● GIVEN REQUEST A
In the entries below, reproduce the lines from the one containing "Y-axis label: Principal" through the one containing "List every element", both included, without any changes.

************

Read-along – Anna Karenina (5 of 14)
Part Three, Chapters 13-32 – and the Mirror of the Revolution
Dear Anna Karenina readers,
We’ve finished the fifth instalment! Here’s what I made of it:
Please do share your thoughts and favourite quotations in the comments below.
In this section, Levin devises a new method of farming: he gives his workers a share of the profits, so they’ll be motivated to work harder and more efficiently. In other words, his farm becomes a collective. He has a vision of
a bloodless revolution, but a mighty revolution, at first in the small confines of our district, then the province, Russia, and the whole world. Because a valid idea cannot fail to bear fruit.
He is an idealist, confident that if he pursues his new idea, he will overcome resistance and any practical complications and ultimately create a better future.
Perhaps, then, it’s no surprise that, thirty years later, another idealistic Russian admired Tolstoy’s writing.
On 28 August 1908, Leo Tolstoy turned 80. (For most of the rest of the world, his birthday fell on 9 September, but Russia continued to use the Julian calendar until 1918, by which time Tolstoy was dead.)
In Russia there was a national celebration of the great author, and a few days later Vladimir Lenin, in Switzerland, published an article in the magazine Proletary called ‘Leo Tolstoy as the Mirror of the Russian Revolution’. You can read the full article here.
Lenin starts by pointing out that Tolstoy had never openly supported a Russian Revolution, but then he recommends a closer reading of Tolstoy’s works:
Tolstoy’s views are indeed a mirror of those contradictory conditions in which the peasantry had to play their historical part in our revolution. . . . Centuries of feudal oppression and decades of accelerated post-Reform pauperisation piled up mountains of hate, resentment, and desperate determination. The striving to sweep away completely the official church, the landlords and the landlord government, to destroy all the old forms and ways of landownership, to clear the land, to replace the police-class state by a community of free and equal small peasants – this striving is the keynote of every historical step the peasantry has taken in our revolution; and, undoubtedly, the message of Tolstoy’s writings conforms to this peasant striving far more than it does to abstract ‘Christian Anarchism’, as his ‘system’ of views is sometimes appraised.

************

● GIVEN REQUEST B
According to the Anna Karenina read-along post, in which magazine did Lenin publish his article about Tolstoy?

[Rows from a layout dataset]
************

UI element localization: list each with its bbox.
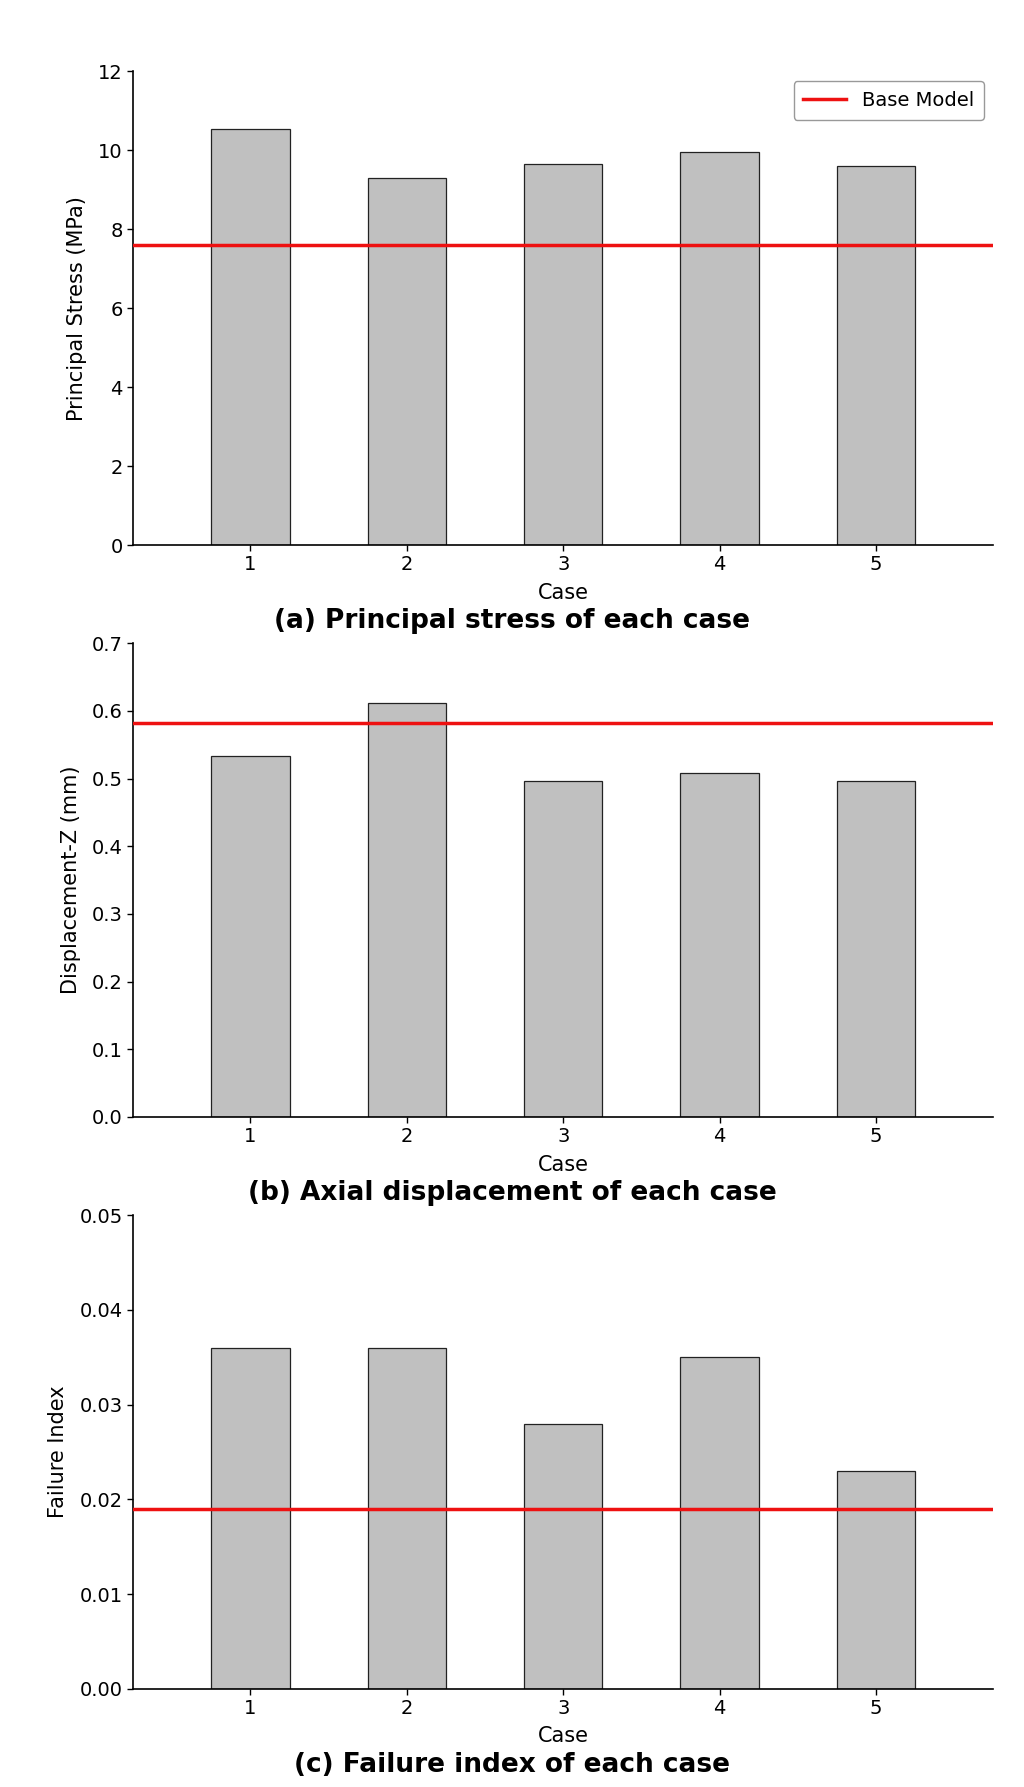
Y-axis label: Principal Stress (MPa): Principal Stress (MPa) [67,197,87,420]
Bar [368,702,445,1117]
Bar [211,756,290,1117]
Y-axis label: Displacement-Z (mm): Displacement-Z (mm) [60,767,81,994]
Bar [837,1471,915,1689]
Y-axis label: Failure Index: Failure Index [48,1385,69,1519]
Bar [524,1424,602,1689]
Text: (c) Failure index of each case: (c) Failure index of each case [294,1751,730,1778]
Bar [837,166,915,545]
Bar [681,1356,759,1689]
Text: (a) Principal stress of each case: (a) Principal stress of each case [274,608,750,634]
X-axis label: Case: Case [538,1154,589,1174]
X-axis label: Case: Case [538,1726,589,1746]
X-axis label: Case: Case [538,583,589,602]
Bar [211,1347,290,1689]
Bar [837,781,915,1117]
Bar [681,152,759,545]
Bar [368,179,445,545]
Bar [681,774,759,1117]
Text: (b) Axial displacement of each case: (b) Axial displacement of each case [248,1179,776,1206]
Bar [368,1347,445,1689]
Bar [211,129,290,545]
Bar [524,781,602,1117]
Legend: Base Model: Base Model [794,80,984,120]
Bar [524,164,602,545]
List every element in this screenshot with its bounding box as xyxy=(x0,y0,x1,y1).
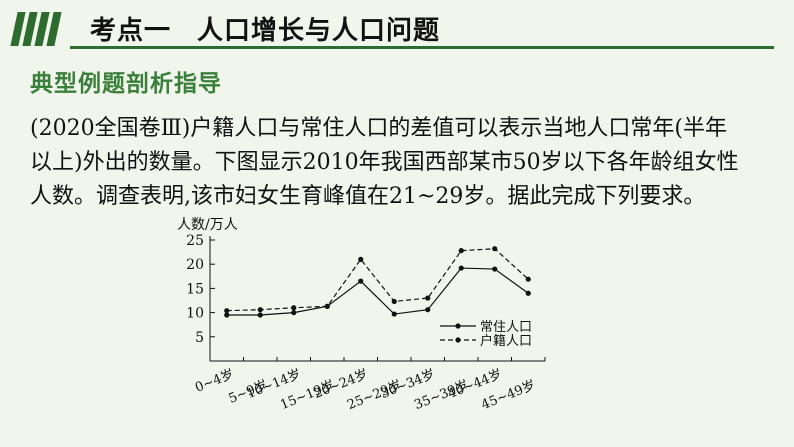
series-2-point xyxy=(425,295,431,301)
legend-marker-1 xyxy=(455,323,461,329)
legend-marker-2 xyxy=(455,337,461,343)
series-2-point xyxy=(324,303,330,309)
page-title: 考点一 人口增长与人口问题 xyxy=(90,10,440,47)
series-2-point xyxy=(291,305,297,311)
series-2-point xyxy=(525,276,531,282)
legend-label-2: 户籍人口 xyxy=(480,333,532,349)
series-1-point xyxy=(391,311,397,317)
series-2-point xyxy=(458,248,464,254)
series-2-point xyxy=(391,298,397,305)
y-tick-label: 5 xyxy=(195,330,204,346)
series-1-point xyxy=(358,278,364,284)
series-2-point xyxy=(492,246,498,252)
title-underline xyxy=(70,46,774,49)
y-tick-label: 15 xyxy=(186,281,204,297)
series-1-point xyxy=(458,265,464,271)
series-2-point xyxy=(224,308,230,314)
question-line-1: (2020全国卷Ⅲ)户籍人口与常住人口的差值可以表示当地人口常年(半年 xyxy=(30,116,727,141)
y-axis-label: 人数/万人 xyxy=(177,217,238,233)
series-1-point xyxy=(492,266,498,272)
series-1-point xyxy=(525,290,531,296)
y-tick-label: 20 xyxy=(186,257,204,273)
series-1-point xyxy=(425,307,431,313)
section-label: 考点一 xyxy=(90,16,172,46)
y-tick-label: 25 xyxy=(186,233,204,249)
series-2-point xyxy=(358,256,364,262)
section-title: 人口增长与人口问题 xyxy=(197,16,441,46)
series-1-point xyxy=(257,312,263,318)
subtitle: 典型例题剖析指导 xyxy=(30,71,222,97)
question-line-3: 人数。调查表明,该市妇女生育峰值在21~29岁。据此完成下列要求。 xyxy=(30,184,706,209)
series-1-point xyxy=(224,312,230,318)
legend-label-1: 常住人口 xyxy=(480,320,532,335)
y-tick-label: 10 xyxy=(186,306,204,322)
question-text: (2020全国卷Ⅲ)户籍人口与常住人口的差值可以表示当地人口常年(半年 以上)外… xyxy=(30,112,780,214)
question-line-2: 以上)外出的数量。下图显示2010年我国西部某市50岁以下各年龄组女性 xyxy=(30,150,739,175)
series-line-2 xyxy=(226,248,529,312)
series-2-point xyxy=(257,307,263,313)
series-line-1 xyxy=(226,267,529,316)
series-1-point xyxy=(291,310,297,316)
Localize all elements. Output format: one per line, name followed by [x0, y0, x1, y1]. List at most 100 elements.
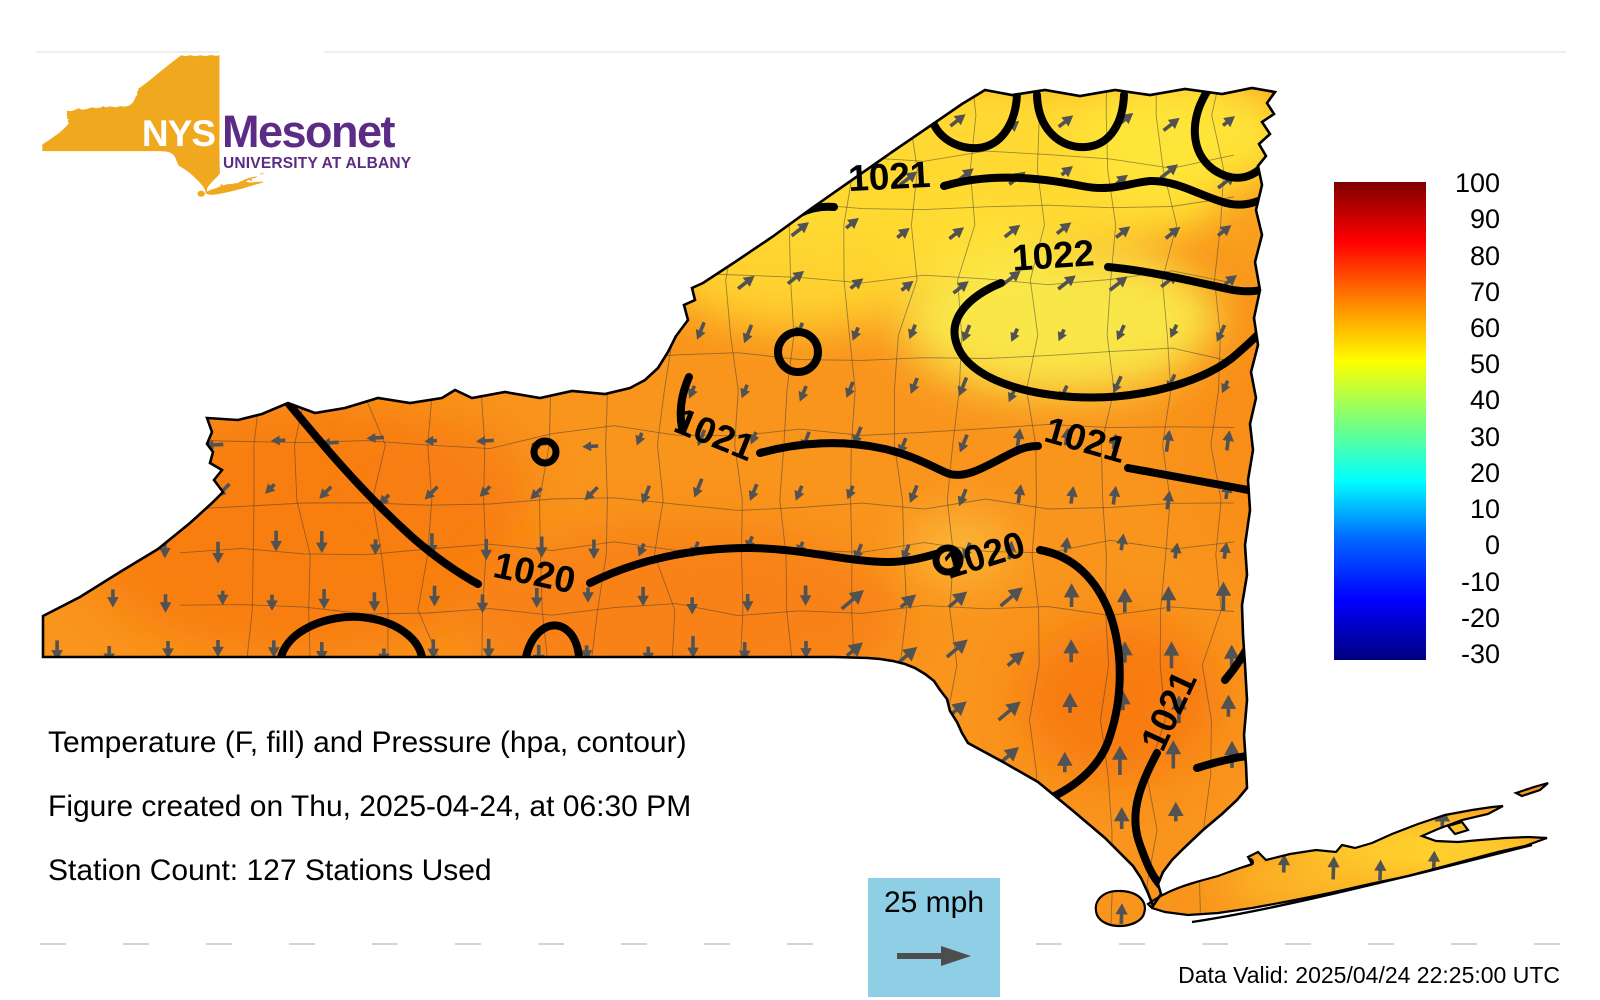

************

● RIGHT ANSWER A
Y-axis label: Principal Stress (MPa): Principal Stress (MPa) [67,197,87,420]
Bar [368,702,445,1117]
Bar [211,756,290,1117]
Y-axis label: Displacement-Z (mm): Displacement-Z (mm) [60,767,81,994]
Bar [837,1471,915,1689]
Y-axis label: Failure Index: Failure Index [48,1385,69,1519]
Bar [524,1424,602,1689]
Text: (c) Failure index of each case: (c) Failure index of each case [294,1751,730,1778]
Bar [837,166,915,545]
Bar [681,1356,759,1689]
Text: (a) Principal stress of each case: (a) Principal stress of each case [274,608,750,634]
X-axis label: Case: Case [538,1154,589,1174]
X-axis label: Case: Case [538,1726,589,1746]
X-axis label: Case: Case [538,583,589,602]
Bar [211,1347,290,1689]
Bar [837,781,915,1117]
Bar [681,152,759,545]
Bar [368,179,445,545]
Bar [681,774,759,1117]
Text: (b) Axial displacement of each case: (b) Axial displacement of each case [248,1179,776,1206]
Bar [368,1347,445,1689]
Bar [211,129,290,545]
Bar [524,781,602,1117]
Legend: Base Model: Base Model [794,80,984,120]
Bar [524,164,602,545]
List every element in this screenshot with its bounding box as xyxy=(x0,y0,x1,y1).

● RIGHT ANSWER B
Proletary